* _Written exercise_: Pull out each line of the data that includes the word "Landing".

>> start

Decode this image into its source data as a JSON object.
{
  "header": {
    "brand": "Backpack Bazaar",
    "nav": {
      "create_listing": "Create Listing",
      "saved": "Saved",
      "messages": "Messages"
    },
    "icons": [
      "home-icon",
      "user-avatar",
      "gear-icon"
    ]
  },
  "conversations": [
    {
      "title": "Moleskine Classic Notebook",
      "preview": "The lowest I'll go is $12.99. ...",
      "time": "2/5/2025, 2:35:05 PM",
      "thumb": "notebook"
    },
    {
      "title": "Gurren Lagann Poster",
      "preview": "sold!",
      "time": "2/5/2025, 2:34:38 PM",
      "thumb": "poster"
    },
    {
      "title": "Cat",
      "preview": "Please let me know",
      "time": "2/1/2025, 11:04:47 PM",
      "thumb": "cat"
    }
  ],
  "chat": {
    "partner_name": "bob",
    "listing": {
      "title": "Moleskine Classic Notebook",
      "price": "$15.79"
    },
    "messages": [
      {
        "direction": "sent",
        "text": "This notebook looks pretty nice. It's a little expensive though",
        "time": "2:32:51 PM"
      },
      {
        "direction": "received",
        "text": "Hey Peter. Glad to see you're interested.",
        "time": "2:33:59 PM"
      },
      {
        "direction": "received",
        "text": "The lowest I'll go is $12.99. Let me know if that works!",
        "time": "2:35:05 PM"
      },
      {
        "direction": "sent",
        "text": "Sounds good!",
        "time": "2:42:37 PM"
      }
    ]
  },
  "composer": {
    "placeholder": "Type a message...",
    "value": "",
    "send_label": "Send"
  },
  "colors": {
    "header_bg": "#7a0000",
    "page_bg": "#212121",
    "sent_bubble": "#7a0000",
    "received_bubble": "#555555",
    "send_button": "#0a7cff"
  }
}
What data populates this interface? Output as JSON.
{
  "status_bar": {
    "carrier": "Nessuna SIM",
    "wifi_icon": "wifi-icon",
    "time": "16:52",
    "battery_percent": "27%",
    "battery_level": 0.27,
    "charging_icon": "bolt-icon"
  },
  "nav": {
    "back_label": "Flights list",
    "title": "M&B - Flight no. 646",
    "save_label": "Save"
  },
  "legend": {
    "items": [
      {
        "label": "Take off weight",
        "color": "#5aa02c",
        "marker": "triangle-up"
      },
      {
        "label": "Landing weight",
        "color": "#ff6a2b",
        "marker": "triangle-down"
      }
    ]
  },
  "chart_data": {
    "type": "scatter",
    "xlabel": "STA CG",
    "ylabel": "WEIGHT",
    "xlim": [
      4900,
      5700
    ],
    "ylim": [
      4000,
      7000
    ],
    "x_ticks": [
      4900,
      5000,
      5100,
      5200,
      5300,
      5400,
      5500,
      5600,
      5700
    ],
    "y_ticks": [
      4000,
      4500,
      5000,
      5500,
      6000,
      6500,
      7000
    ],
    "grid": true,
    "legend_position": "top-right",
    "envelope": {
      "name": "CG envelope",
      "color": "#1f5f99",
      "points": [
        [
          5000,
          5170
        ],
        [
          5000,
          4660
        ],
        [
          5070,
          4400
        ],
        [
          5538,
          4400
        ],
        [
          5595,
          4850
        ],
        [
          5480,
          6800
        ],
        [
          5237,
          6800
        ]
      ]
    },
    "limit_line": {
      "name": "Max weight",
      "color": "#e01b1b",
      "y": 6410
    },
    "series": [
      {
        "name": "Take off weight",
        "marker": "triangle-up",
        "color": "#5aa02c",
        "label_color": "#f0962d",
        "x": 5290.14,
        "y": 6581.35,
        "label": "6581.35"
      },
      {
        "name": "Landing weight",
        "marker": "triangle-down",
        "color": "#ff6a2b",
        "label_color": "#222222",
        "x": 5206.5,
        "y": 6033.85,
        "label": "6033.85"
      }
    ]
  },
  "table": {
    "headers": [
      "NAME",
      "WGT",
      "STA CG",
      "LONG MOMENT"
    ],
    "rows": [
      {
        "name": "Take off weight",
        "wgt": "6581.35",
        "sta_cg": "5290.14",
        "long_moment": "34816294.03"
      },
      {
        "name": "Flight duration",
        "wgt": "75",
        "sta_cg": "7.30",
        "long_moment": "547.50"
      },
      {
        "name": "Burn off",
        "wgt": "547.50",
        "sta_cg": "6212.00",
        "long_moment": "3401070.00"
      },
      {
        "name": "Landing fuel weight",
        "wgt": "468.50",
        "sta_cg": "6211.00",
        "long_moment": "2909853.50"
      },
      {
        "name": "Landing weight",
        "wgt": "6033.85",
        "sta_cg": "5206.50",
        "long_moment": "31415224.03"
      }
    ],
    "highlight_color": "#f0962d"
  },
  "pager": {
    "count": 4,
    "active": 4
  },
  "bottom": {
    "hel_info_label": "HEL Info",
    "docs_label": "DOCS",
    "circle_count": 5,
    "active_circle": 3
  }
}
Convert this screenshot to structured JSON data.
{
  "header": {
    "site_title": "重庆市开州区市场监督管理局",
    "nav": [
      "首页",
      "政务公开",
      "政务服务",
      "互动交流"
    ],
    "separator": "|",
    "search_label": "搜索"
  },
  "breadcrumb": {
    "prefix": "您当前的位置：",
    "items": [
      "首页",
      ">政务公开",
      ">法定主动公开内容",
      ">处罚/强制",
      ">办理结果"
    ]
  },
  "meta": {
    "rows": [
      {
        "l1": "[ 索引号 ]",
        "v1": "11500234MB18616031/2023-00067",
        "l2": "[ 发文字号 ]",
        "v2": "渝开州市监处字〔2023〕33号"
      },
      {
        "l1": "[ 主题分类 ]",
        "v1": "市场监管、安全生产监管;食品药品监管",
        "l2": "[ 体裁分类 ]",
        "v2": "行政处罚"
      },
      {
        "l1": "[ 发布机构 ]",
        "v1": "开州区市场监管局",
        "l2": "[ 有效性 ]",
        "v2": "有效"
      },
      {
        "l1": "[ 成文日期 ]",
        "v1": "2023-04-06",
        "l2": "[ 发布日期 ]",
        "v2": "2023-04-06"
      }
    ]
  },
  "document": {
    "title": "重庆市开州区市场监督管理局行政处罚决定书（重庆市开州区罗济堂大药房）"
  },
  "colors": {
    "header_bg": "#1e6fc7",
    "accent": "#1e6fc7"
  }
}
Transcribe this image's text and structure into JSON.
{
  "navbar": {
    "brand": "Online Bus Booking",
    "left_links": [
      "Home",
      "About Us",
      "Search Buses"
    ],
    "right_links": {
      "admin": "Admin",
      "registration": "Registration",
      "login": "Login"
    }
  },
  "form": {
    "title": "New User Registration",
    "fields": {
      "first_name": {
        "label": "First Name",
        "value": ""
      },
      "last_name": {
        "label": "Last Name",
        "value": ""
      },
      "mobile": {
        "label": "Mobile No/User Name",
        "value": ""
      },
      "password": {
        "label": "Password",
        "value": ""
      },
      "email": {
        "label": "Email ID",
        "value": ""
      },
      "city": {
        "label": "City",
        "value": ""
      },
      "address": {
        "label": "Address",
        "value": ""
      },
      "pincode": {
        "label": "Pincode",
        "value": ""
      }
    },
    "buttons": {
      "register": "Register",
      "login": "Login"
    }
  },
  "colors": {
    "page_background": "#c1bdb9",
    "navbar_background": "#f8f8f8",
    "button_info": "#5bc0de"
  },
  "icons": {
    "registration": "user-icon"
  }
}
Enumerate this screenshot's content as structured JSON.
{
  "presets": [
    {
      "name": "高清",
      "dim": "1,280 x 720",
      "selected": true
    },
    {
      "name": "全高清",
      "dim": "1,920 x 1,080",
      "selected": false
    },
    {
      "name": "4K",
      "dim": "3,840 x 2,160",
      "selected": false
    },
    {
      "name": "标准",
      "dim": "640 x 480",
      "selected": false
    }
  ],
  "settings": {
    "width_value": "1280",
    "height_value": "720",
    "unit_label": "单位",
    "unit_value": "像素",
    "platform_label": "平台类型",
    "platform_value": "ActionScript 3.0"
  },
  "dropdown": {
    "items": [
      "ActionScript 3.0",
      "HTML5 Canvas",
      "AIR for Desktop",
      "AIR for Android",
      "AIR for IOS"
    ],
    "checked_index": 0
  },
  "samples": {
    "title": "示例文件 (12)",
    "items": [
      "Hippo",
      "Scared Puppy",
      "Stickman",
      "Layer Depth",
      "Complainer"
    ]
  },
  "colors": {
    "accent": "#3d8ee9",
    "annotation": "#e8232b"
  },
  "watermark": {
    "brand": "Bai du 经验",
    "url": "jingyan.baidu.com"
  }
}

>> end

* _Solution for this task_:
        "label": "Landing weight",
        "name": "Landing weight",
        "name": "Landing fuel weight",
        "name": "Landing weight",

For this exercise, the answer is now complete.